What the task requires –
Quote the full listing word for word.

Input records –
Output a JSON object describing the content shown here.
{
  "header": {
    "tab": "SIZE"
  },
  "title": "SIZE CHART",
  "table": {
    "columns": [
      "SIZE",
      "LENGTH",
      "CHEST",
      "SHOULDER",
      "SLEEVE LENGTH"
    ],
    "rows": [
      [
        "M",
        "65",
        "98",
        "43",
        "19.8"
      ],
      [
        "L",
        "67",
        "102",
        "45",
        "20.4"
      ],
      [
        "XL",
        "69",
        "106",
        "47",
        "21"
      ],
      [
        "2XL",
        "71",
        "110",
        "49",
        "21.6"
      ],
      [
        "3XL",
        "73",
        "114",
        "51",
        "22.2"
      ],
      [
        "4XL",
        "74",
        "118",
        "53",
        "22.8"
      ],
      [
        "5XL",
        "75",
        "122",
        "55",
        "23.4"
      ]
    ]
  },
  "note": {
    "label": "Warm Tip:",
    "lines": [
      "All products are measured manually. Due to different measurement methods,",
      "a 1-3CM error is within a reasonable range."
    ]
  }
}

The solution –
Output a JSON object describing the content shown here.
{
  "header": {
    "tab": "SIZE"
  },
  "title": "SIZE CHART",
  "table": {
    "columns": [
      "SIZE",
      "LENGTH",
      "CHEST",
      "SHOULDER",
      "SLEEVE LENGTH"
    ],
    "rows": [
      [
        "M",
        "65",
        "98",
        "43",
        "19.8"
      ],
      [
        "L",
        "67",
        "102",
        "45",
        "20.4"
      ],
      [
        "XL",
        "69",
        "106",
        "47",
        "21"
      ],
      [
        "2XL",
        "71",
        "110",
        "49",
        "21.6"
      ],
      [
        "3XL",
        "73",
        "114",
        "51",
        "22.2"
      ],
      [
        "4XL",
        "74",
        "118",
        "53",
        "22.8"
      ],
      [
        "5XL",
        "75",
        "122",
        "55",
        "23.4"
      ]
    ]
  },
  "note": {
    "label": "Warm Tip:",
    "lines": [
      "All products are measured manually. Due to different measurement methods,",
      "a 1-3CM error is within a reasonable range."
    ]
  }
}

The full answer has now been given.